**What the task asks**
Copy all lines below exactly as written. Leave pictures out.

— START Data provided —

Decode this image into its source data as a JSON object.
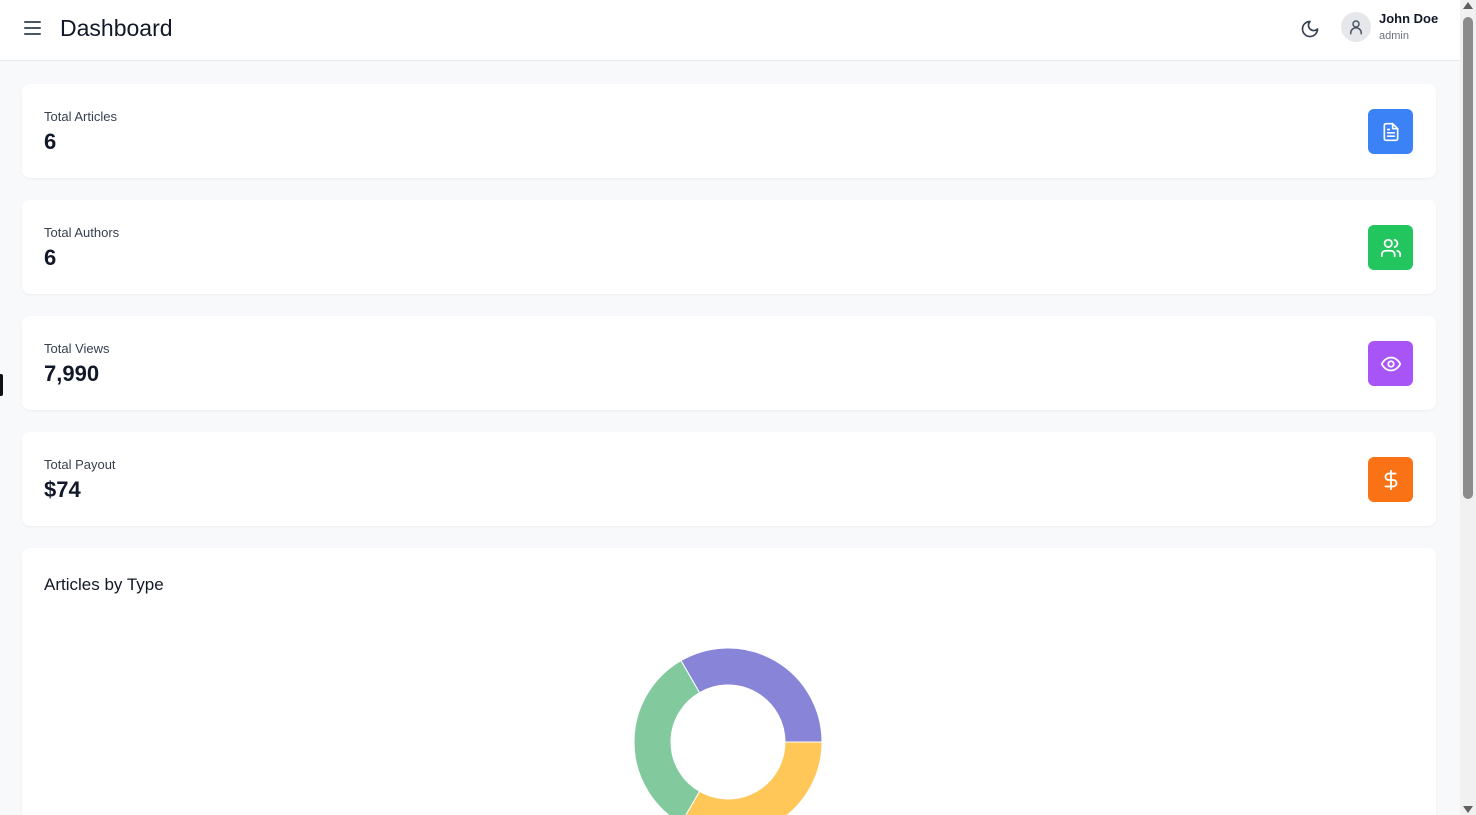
{
  "header": {
    "title": "Dashboard",
    "menu_icon": "hamburger-menu-icon",
    "theme_icon": "moon-icon",
    "user": {
      "name": "John Doe",
      "role": "admin",
      "avatar_icon": "user-icon"
    }
  },
  "stats": [
    {
      "label": "Total Articles",
      "value": "6",
      "icon": "document-icon",
      "color": "#3b82f6"
    },
    {
      "label": "Total Authors",
      "value": "6",
      "icon": "users-icon",
      "color": "#22c55e"
    },
    {
      "label": "Total Views",
      "value": "7,990",
      "icon": "eye-icon",
      "color": "#a855f7"
    },
    {
      "label": "Total Payout",
      "value": "$74",
      "icon": "dollar-icon",
      "color": "#f97316"
    }
  ],
  "chart_section": {
    "title": "Articles by Type"
  },
  "chart_data": {
    "type": "pie",
    "variant": "donut",
    "categories": [
      "",
      "",
      ""
    ],
    "values": [
      2,
      2,
      2
    ],
    "colors": [
      "#8884d8",
      "#ffc658",
      "#82ca9d"
    ]
  }
}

— END Data provided —

**Expected answer**
Decode this image into its source data as a JSON object.
{
  "header": {
    "title": "Dashboard",
    "menu_icon": "hamburger-menu-icon",
    "theme_icon": "moon-icon",
    "user": {
      "name": "John Doe",
      "role": "admin",
      "avatar_icon": "user-icon"
    }
  },
  "stats": [
    {
      "label": "Total Articles",
      "value": "6",
      "icon": "document-icon",
      "color": "#3b82f6"
    },
    {
      "label": "Total Authors",
      "value": "6",
      "icon": "users-icon",
      "color": "#22c55e"
    },
    {
      "label": "Total Views",
      "value": "7,990",
      "icon": "eye-icon",
      "color": "#a855f7"
    },
    {
      "label": "Total Payout",
      "value": "$74",
      "icon": "dollar-icon",
      "color": "#f97316"
    }
  ],
  "chart_section": {
    "title": "Articles by Type"
  },
  "chart_data": {
    "type": "pie",
    "variant": "donut",
    "categories": [
      "",
      "",
      ""
    ],
    "values": [
      2,
      2,
      2
    ],
    "colors": [
      "#8884d8",
      "#ffc658",
      "#82ca9d"
    ]
  }
}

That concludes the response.